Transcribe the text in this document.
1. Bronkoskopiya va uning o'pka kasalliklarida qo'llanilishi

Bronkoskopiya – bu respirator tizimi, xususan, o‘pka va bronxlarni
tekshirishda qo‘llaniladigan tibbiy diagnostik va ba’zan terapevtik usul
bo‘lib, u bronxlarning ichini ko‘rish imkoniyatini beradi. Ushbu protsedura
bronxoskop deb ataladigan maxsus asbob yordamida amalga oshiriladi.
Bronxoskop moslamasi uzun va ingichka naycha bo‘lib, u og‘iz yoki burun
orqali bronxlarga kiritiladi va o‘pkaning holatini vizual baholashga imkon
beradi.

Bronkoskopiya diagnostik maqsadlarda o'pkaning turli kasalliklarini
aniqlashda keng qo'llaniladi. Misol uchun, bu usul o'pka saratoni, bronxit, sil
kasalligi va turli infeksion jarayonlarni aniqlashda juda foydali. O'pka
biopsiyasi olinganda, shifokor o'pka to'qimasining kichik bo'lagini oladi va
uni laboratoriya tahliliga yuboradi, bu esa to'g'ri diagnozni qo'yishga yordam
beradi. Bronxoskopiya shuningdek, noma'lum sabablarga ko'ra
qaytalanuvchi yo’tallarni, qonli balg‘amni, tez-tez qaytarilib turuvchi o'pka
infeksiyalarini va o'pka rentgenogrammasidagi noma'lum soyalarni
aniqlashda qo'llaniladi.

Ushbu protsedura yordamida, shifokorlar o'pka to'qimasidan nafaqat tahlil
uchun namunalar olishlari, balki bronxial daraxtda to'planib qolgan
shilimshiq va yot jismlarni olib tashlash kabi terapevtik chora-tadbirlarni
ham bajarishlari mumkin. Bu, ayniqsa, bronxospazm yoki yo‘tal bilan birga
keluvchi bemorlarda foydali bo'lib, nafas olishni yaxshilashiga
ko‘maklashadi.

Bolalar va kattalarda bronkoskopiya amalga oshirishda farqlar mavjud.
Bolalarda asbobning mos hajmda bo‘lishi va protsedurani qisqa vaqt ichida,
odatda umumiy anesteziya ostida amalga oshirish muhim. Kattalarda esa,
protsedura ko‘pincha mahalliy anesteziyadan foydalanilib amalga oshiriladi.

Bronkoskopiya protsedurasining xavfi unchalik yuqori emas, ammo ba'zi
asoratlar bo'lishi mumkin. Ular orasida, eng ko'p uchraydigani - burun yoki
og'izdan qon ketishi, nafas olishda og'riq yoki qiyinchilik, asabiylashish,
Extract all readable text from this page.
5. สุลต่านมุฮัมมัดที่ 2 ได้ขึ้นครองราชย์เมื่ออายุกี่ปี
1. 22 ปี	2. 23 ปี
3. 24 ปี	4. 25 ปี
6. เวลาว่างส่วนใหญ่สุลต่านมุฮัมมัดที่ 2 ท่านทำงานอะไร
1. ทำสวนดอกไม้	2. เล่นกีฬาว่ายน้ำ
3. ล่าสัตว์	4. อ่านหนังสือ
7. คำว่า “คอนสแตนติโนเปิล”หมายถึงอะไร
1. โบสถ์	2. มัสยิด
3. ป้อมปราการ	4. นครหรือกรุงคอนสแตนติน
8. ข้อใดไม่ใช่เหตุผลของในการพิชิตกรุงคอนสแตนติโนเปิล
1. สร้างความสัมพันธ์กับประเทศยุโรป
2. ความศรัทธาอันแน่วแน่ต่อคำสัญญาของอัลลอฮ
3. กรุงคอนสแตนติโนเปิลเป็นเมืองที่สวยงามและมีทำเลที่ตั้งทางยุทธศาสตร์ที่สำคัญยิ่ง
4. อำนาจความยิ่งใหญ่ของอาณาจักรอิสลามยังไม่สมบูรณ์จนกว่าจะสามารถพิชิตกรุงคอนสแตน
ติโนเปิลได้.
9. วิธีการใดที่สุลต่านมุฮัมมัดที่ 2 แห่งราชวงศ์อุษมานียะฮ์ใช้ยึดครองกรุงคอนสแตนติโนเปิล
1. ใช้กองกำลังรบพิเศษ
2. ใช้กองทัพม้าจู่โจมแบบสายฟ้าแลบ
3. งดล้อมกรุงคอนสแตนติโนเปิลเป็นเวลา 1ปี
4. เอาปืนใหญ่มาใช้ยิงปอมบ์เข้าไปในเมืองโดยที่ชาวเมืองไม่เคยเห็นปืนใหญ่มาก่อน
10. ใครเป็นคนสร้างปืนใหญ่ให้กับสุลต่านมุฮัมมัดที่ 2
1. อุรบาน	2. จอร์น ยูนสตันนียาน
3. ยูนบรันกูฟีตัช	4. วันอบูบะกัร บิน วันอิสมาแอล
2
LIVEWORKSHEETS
#####
* [What is required]
Show every line from the listing above in which the string "yoki" appears.

* [Worked solution]
Bronxoskop moslamasi uzun va ingichka naycha bo‘lib, u og‘iz yoki burun
ham bajarishlari mumkin. Bu, ayniqsa, bronxospazm yoki yo‘tal bilan birga
asoratlar bo'lishi mumkin. Ular orasida, eng ko'p uchraydigani - burun yoki
og'izdan qon ketishi, nafas olishda og'riq yoki qiyinchilik, asabiylashish,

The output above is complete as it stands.